EXTRACTED MATERIAL >>
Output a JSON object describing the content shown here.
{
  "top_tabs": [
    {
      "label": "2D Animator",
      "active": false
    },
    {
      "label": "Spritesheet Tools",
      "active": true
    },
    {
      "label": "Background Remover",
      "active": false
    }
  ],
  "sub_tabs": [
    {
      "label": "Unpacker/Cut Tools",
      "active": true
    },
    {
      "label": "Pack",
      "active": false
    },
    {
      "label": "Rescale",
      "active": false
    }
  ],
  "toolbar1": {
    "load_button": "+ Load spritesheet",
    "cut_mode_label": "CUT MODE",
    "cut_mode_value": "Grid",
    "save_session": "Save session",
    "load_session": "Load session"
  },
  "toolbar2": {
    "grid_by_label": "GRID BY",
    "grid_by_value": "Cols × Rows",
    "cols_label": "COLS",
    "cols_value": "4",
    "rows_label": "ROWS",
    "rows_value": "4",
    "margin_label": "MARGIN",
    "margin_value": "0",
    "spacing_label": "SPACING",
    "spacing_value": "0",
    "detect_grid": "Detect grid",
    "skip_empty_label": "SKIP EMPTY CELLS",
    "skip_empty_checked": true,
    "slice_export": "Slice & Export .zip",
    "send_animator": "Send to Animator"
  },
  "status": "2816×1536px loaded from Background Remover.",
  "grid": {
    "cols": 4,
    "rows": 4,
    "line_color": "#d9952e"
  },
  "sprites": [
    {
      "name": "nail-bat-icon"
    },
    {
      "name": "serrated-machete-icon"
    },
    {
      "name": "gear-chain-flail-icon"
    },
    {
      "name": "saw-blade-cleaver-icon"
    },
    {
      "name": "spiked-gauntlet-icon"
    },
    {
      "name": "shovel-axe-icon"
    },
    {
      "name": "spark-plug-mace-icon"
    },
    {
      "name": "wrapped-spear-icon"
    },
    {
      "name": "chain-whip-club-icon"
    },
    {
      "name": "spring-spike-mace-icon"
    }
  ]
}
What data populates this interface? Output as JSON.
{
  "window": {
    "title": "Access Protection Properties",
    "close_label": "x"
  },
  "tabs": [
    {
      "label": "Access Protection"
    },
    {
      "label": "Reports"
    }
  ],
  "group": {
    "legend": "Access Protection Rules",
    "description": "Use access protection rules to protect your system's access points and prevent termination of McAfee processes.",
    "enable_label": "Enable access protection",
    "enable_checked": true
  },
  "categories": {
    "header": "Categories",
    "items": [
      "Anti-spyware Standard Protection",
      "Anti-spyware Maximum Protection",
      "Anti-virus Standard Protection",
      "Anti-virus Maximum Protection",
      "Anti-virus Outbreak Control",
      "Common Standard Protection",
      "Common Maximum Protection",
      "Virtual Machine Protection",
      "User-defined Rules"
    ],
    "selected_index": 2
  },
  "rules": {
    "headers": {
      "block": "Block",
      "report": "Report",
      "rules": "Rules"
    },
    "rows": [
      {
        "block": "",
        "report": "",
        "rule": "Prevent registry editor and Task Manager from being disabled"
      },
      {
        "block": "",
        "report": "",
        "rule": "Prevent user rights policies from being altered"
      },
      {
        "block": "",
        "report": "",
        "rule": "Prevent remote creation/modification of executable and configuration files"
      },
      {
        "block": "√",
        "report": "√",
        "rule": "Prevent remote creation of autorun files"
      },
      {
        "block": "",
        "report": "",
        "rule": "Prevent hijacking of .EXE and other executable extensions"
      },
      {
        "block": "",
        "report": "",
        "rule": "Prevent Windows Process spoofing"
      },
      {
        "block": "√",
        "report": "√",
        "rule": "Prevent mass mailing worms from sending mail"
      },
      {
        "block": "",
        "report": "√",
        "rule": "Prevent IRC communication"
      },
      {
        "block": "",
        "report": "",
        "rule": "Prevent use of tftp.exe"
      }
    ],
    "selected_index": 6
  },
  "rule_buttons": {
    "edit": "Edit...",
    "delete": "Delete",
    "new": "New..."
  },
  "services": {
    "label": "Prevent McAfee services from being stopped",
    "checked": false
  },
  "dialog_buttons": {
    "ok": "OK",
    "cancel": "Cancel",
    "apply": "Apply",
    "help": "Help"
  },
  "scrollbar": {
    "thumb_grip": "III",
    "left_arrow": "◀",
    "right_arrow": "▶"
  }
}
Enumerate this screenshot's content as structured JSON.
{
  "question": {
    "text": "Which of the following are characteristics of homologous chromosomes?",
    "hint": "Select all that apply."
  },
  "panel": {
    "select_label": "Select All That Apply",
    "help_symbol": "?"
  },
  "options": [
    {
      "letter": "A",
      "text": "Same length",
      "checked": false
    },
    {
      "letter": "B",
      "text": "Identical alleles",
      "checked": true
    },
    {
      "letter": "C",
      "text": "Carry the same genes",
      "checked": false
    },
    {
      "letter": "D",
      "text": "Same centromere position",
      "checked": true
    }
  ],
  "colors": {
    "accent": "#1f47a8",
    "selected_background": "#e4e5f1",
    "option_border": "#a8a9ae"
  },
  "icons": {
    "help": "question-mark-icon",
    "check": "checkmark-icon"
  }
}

EXERCISE DIRECTIONS >>
For this exercise, retype the complete listing exactly.

OUTPUT OF THE EXERCISE >>
Output a JSON object describing the content shown here.
{
  "top_tabs": [
    {
      "label": "2D Animator",
      "active": false
    },
    {
      "label": "Spritesheet Tools",
      "active": true
    },
    {
      "label": "Background Remover",
      "active": false
    }
  ],
  "sub_tabs": [
    {
      "label": "Unpacker/Cut Tools",
      "active": true
    },
    {
      "label": "Pack",
      "active": false
    },
    {
      "label": "Rescale",
      "active": false
    }
  ],
  "toolbar1": {
    "load_button": "+ Load spritesheet",
    "cut_mode_label": "CUT MODE",
    "cut_mode_value": "Grid",
    "save_session": "Save session",
    "load_session": "Load session"
  },
  "toolbar2": {
    "grid_by_label": "GRID BY",
    "grid_by_value": "Cols × Rows",
    "cols_label": "COLS",
    "cols_value": "4",
    "rows_label": "ROWS",
    "rows_value": "4",
    "margin_label": "MARGIN",
    "margin_value": "0",
    "spacing_label": "SPACING",
    "spacing_value": "0",
    "detect_grid": "Detect grid",
    "skip_empty_label": "SKIP EMPTY CELLS",
    "skip_empty_checked": true,
    "slice_export": "Slice & Export .zip",
    "send_animator": "Send to Animator"
  },
  "status": "2816×1536px loaded from Background Remover.",
  "grid": {
    "cols": 4,
    "rows": 4,
    "line_color": "#d9952e"
  },
  "sprites": [
    {
      "name": "nail-bat-icon"
    },
    {
      "name": "serrated-machete-icon"
    },
    {
      "name": "gear-chain-flail-icon"
    },
    {
      "name": "saw-blade-cleaver-icon"
    },
    {
      "name": "spiked-gauntlet-icon"
    },
    {
      "name": "shovel-axe-icon"
    },
    {
      "name": "spark-plug-mace-icon"
    },
    {
      "name": "wrapped-spear-icon"
    },
    {
      "name": "chain-whip-club-icon"
    },
    {
      "name": "spring-spike-mace-icon"
    }
  ]
}
What data populates this interface? Output as JSON.
{
  "window": {
    "title": "Access Protection Properties",
    "close_label": "x"
  },
  "tabs": [
    {
      "label": "Access Protection"
    },
    {
      "label": "Reports"
    }
  ],
  "group": {
    "legend": "Access Protection Rules",
    "description": "Use access protection rules to protect your system's access points and prevent termination of McAfee processes.",
    "enable_label": "Enable access protection",
    "enable_checked": true
  },
  "categories": {
    "header": "Categories",
    "items": [
      "Anti-spyware Standard Protection",
      "Anti-spyware Maximum Protection",
      "Anti-virus Standard Protection",
      "Anti-virus Maximum Protection",
      "Anti-virus Outbreak Control",
      "Common Standard Protection",
      "Common Maximum Protection",
      "Virtual Machine Protection",
      "User-defined Rules"
    ],
    "selected_index": 2
  },
  "rules": {
    "headers": {
      "block": "Block",
      "report": "Report",
      "rules": "Rules"
    },
    "rows": [
      {
        "block": "",
        "report": "",
        "rule": "Prevent registry editor and Task Manager from being disabled"
      },
      {
        "block": "",
        "report": "",
        "rule": "Prevent user rights policies from being altered"
      },
      {
        "block": "",
        "report": "",
        "rule": "Prevent remote creation/modification of executable and configuration files"
      },
      {
        "block": "√",
        "report": "√",
        "rule": "Prevent remote creation of autorun files"
      },
      {
        "block": "",
        "report": "",
        "rule": "Prevent hijacking of .EXE and other executable extensions"
      },
      {
        "block": "",
        "report": "",
        "rule": "Prevent Windows Process spoofing"
      },
      {
        "block": "√",
        "report": "√",
        "rule": "Prevent mass mailing worms from sending mail"
      },
      {
        "block": "",
        "report": "√",
        "rule": "Prevent IRC communication"
      },
      {
        "block": "",
        "report": "",
        "rule": "Prevent use of tftp.exe"
      }
    ],
    "selected_index": 6
  },
  "rule_buttons": {
    "edit": "Edit...",
    "delete": "Delete",
    "new": "New..."
  },
  "services": {
    "label": "Prevent McAfee services from being stopped",
    "checked": false
  },
  "dialog_buttons": {
    "ok": "OK",
    "cancel": "Cancel",
    "apply": "Apply",
    "help": "Help"
  },
  "scrollbar": {
    "thumb_grip": "III",
    "left_arrow": "◀",
    "right_arrow": "▶"
  }
}
Enumerate this screenshot's content as structured JSON.
{
  "question": {
    "text": "Which of the following are characteristics of homologous chromosomes?",
    "hint": "Select all that apply."
  },
  "panel": {
    "select_label": "Select All That Apply",
    "help_symbol": "?"
  },
  "options": [
    {
      "letter": "A",
      "text": "Same length",
      "checked": false
    },
    {
      "letter": "B",
      "text": "Identical alleles",
      "checked": true
    },
    {
      "letter": "C",
      "text": "Carry the same genes",
      "checked": false
    },
    {
      "letter": "D",
      "text": "Same centromere position",
      "checked": true
    }
  ],
  "colors": {
    "accent": "#1f47a8",
    "selected_background": "#e4e5f1",
    "option_border": "#a8a9ae"
  },
  "icons": {
    "help": "question-mark-icon",
    "check": "checkmark-icon"
  }
}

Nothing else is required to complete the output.